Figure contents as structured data
^^^^^^^^
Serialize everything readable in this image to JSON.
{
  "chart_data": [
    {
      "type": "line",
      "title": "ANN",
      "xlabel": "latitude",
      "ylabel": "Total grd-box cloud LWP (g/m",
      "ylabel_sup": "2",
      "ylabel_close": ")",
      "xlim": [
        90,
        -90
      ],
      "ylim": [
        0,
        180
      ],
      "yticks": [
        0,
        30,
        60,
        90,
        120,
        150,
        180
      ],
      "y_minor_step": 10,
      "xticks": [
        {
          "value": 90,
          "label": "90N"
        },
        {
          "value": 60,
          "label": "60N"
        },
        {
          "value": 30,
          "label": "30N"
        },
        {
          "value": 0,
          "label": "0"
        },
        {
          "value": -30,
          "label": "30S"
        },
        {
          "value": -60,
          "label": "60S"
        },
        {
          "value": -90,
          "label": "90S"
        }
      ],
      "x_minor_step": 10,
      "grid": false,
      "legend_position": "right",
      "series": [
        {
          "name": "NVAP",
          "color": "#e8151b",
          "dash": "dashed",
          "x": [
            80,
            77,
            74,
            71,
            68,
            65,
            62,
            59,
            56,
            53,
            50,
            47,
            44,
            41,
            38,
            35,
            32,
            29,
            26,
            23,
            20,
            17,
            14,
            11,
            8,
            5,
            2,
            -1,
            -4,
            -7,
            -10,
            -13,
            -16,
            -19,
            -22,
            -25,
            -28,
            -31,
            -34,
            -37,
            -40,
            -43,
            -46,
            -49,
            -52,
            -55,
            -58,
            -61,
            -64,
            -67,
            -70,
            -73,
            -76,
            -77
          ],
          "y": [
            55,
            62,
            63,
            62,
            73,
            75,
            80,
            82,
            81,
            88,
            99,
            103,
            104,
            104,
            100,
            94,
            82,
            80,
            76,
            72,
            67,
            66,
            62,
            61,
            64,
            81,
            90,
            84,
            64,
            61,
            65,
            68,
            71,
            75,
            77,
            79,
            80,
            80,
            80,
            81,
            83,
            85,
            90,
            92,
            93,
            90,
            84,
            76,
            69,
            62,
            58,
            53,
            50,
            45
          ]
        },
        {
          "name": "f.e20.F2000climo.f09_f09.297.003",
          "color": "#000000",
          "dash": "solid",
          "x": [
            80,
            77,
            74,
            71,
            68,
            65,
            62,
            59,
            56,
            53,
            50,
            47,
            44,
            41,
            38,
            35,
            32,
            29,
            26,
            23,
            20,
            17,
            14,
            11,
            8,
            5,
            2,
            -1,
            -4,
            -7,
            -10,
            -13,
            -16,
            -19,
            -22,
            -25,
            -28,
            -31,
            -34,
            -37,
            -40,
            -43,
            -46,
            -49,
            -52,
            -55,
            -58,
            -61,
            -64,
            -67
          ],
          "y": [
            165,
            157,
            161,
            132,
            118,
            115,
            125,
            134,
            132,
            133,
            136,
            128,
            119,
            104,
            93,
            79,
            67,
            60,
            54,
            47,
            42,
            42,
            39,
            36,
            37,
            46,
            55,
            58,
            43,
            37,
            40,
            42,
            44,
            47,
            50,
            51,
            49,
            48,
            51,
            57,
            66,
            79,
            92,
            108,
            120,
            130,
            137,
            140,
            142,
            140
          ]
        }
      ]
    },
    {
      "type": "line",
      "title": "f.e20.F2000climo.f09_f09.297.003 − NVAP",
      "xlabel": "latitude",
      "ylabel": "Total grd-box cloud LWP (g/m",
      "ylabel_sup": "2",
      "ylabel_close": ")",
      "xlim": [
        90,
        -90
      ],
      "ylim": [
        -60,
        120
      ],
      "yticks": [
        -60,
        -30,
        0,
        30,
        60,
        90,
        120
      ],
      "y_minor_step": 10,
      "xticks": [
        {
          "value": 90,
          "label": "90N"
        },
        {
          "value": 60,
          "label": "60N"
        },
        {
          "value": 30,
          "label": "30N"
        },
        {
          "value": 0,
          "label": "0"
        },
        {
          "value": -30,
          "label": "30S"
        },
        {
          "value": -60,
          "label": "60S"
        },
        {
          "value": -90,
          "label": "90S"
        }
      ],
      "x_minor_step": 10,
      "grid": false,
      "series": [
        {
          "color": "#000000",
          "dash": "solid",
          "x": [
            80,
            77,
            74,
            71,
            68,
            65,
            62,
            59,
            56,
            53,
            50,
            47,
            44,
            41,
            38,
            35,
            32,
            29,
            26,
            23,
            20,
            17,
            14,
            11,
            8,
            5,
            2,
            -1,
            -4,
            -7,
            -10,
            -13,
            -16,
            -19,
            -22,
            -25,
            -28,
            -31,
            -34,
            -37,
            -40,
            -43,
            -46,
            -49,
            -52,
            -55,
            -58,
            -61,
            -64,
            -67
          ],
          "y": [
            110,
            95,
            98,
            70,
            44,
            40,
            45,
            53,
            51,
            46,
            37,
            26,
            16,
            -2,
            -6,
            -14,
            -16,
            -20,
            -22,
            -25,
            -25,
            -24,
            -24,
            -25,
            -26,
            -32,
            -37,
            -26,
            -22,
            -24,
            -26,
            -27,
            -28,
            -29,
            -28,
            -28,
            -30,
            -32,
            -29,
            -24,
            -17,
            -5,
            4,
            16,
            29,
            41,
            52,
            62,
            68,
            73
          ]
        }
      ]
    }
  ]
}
^^^^^^^^
# [Exercise brief]
From the records given above, copy all lines containing "NVAP".

# [Response to the exercise]
          "name": "NVAP",
      "title": "f.e20.F2000climo.f09_f09.297.003 − NVAP",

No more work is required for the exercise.